What you have to do -> Identify the lines containing the word "color". Copy each one.
* BEGIN Input rows *
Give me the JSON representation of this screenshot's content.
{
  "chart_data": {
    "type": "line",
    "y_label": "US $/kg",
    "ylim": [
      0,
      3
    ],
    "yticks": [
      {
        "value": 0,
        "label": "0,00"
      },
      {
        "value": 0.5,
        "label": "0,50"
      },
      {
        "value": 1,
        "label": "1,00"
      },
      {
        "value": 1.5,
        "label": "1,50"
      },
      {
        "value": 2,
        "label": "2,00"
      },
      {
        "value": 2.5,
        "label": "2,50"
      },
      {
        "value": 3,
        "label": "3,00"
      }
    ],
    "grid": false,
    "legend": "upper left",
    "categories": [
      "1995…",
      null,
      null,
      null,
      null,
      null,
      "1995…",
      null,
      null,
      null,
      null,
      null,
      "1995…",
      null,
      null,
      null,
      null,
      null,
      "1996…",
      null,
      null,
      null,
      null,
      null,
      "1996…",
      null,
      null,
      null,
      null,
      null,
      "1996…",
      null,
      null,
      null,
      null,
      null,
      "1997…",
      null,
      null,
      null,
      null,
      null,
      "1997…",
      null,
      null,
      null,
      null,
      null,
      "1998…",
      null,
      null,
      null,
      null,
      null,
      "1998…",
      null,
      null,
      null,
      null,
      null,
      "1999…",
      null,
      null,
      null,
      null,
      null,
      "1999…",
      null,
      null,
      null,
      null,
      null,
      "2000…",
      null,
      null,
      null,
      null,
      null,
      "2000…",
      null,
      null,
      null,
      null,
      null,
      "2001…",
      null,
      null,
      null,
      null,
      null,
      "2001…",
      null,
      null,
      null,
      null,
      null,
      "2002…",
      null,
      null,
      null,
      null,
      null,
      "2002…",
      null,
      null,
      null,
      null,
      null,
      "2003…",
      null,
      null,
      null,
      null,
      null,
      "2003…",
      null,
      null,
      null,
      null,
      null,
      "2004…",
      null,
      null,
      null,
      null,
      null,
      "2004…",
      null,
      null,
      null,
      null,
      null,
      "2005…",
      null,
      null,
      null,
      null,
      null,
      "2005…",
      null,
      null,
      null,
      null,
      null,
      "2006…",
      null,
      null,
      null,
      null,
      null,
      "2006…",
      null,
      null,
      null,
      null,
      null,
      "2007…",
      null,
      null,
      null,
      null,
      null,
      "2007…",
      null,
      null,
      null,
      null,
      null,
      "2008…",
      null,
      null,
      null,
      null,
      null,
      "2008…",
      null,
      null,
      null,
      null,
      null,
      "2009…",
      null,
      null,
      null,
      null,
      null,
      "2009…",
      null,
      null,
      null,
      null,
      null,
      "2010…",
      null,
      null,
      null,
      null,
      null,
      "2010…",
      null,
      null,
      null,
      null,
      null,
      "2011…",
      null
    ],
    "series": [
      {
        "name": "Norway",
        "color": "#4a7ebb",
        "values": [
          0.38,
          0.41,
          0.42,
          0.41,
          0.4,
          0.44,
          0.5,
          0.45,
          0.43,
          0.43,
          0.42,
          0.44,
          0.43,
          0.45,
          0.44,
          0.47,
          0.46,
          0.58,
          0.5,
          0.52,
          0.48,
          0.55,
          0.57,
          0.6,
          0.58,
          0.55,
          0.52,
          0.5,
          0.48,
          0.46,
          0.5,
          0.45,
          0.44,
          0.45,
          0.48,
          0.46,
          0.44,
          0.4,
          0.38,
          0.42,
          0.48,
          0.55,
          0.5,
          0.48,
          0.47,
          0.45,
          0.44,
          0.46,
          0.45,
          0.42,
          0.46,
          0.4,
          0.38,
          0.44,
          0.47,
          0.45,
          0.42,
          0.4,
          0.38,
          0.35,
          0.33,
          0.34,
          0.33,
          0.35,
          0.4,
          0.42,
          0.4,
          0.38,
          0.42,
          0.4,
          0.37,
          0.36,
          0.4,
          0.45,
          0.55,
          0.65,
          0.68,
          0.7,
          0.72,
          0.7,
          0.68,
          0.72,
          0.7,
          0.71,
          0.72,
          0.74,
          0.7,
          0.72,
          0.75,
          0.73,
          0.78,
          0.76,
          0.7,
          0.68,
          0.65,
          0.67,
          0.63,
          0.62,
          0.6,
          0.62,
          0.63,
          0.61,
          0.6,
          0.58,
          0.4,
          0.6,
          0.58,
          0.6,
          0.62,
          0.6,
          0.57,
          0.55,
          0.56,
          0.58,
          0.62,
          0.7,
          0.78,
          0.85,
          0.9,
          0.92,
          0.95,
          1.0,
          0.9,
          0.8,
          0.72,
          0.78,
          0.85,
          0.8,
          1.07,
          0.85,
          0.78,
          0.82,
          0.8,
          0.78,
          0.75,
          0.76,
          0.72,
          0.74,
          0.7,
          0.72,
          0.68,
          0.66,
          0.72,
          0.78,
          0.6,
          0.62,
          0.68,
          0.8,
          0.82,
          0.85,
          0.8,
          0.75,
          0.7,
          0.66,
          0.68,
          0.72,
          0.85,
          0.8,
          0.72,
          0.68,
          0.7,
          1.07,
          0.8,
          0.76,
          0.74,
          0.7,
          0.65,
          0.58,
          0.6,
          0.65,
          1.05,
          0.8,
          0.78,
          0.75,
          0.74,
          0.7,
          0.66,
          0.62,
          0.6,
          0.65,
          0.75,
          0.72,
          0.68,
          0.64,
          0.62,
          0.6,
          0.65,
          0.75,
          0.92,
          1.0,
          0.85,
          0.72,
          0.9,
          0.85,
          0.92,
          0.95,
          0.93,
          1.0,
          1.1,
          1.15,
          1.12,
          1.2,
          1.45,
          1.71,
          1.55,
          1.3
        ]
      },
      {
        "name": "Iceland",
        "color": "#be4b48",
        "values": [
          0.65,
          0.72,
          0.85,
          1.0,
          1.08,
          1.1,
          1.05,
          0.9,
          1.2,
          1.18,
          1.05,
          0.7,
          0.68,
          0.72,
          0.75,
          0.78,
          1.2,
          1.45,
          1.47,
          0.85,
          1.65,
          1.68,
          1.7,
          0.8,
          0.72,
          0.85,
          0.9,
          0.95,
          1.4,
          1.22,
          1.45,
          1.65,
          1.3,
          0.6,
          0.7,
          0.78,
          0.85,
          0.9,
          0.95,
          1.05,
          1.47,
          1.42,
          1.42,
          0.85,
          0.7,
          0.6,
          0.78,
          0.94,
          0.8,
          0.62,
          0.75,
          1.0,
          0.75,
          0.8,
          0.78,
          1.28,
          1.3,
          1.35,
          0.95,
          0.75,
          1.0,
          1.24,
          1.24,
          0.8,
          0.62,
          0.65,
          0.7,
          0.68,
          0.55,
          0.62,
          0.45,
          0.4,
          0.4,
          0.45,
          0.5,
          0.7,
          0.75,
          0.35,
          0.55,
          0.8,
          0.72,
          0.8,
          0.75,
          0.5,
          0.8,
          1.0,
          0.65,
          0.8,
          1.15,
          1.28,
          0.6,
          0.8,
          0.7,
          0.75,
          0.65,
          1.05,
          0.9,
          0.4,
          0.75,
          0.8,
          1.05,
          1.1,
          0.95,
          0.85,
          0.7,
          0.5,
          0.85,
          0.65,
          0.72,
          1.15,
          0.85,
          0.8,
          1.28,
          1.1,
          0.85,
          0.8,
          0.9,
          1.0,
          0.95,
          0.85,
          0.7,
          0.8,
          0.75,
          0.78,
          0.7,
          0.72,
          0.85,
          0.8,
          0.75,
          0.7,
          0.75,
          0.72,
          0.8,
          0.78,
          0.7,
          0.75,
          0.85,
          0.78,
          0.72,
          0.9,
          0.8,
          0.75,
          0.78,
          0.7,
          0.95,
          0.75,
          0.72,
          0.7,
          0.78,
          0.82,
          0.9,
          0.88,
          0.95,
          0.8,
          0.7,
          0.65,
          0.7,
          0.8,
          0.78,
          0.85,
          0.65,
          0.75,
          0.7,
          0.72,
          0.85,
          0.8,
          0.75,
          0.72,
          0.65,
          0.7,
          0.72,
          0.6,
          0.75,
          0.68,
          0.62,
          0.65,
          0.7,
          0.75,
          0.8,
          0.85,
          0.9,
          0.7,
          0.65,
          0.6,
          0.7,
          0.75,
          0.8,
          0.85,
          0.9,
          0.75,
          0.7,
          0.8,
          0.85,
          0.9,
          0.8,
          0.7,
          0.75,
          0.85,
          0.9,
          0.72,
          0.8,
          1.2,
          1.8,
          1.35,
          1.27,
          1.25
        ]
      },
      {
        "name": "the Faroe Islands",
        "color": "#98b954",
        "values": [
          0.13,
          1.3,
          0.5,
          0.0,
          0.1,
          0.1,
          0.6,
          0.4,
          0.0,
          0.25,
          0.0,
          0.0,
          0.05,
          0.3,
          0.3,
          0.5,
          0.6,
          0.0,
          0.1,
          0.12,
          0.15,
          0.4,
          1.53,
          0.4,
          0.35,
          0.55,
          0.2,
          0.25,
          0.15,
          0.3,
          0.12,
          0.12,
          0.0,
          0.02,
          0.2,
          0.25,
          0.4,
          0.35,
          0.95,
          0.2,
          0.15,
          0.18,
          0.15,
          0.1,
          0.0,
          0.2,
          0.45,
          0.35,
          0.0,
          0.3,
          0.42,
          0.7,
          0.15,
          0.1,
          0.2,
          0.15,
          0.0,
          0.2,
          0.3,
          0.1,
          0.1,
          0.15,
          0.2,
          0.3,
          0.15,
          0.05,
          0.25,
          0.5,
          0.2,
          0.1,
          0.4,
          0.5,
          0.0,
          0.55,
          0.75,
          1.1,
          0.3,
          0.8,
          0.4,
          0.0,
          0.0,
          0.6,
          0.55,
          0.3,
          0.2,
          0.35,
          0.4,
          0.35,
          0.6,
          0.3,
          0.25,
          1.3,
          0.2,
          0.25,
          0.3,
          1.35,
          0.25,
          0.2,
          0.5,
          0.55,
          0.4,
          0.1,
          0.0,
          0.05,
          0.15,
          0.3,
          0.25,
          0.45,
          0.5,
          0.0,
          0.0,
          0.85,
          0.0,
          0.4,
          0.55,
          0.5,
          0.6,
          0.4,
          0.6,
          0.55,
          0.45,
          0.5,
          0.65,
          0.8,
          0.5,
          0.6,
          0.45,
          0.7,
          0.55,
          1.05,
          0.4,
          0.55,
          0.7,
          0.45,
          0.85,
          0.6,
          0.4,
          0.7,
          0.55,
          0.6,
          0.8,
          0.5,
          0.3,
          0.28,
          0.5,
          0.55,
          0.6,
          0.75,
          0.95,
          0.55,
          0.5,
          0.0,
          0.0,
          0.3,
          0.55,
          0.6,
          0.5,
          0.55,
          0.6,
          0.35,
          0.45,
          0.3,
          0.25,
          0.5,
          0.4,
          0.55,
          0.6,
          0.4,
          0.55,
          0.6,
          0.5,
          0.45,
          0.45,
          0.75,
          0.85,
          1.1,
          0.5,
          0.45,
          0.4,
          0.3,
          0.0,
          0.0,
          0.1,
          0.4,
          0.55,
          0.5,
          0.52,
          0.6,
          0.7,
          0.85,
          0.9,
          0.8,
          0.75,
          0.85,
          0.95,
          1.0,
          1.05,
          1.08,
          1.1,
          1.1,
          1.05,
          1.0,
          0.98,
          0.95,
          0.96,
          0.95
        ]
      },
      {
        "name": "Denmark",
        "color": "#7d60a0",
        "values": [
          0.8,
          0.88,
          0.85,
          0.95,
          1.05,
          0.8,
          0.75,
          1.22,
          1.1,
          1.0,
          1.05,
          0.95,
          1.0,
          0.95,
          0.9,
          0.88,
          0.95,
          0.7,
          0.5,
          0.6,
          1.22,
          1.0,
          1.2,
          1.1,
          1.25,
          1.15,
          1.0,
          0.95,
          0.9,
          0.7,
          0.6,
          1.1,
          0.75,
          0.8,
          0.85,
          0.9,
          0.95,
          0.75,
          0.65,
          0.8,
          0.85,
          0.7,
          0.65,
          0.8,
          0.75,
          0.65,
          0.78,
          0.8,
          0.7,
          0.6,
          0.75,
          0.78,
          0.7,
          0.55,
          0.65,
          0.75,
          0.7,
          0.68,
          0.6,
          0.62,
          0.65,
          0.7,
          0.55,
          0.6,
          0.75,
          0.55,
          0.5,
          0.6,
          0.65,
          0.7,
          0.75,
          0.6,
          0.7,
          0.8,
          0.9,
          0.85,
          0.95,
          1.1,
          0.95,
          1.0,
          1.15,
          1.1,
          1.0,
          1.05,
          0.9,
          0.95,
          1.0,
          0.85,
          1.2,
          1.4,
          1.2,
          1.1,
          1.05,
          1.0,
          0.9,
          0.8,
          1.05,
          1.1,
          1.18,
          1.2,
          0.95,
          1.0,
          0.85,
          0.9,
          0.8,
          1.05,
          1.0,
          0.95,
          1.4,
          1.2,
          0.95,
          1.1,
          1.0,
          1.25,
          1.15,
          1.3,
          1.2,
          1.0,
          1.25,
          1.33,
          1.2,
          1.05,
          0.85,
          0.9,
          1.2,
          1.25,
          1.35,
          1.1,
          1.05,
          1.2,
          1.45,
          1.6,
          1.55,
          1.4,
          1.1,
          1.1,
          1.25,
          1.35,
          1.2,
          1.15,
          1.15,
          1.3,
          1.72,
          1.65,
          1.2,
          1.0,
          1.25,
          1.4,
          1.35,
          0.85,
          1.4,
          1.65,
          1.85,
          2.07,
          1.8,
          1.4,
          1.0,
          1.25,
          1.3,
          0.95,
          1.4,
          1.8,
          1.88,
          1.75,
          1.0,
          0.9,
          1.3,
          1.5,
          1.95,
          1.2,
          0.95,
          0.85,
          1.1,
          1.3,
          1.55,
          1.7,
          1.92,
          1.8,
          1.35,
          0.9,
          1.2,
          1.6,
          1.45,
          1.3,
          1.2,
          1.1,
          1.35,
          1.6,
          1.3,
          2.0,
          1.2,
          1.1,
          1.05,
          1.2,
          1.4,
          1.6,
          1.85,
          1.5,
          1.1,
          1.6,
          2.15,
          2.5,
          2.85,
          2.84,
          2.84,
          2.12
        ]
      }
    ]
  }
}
* END Input rows *
Worked answer ->
        "color": "#4a7ebb",
        "color": "#be4b48",
        "color": "#98b954",
        "color": "#7d60a0",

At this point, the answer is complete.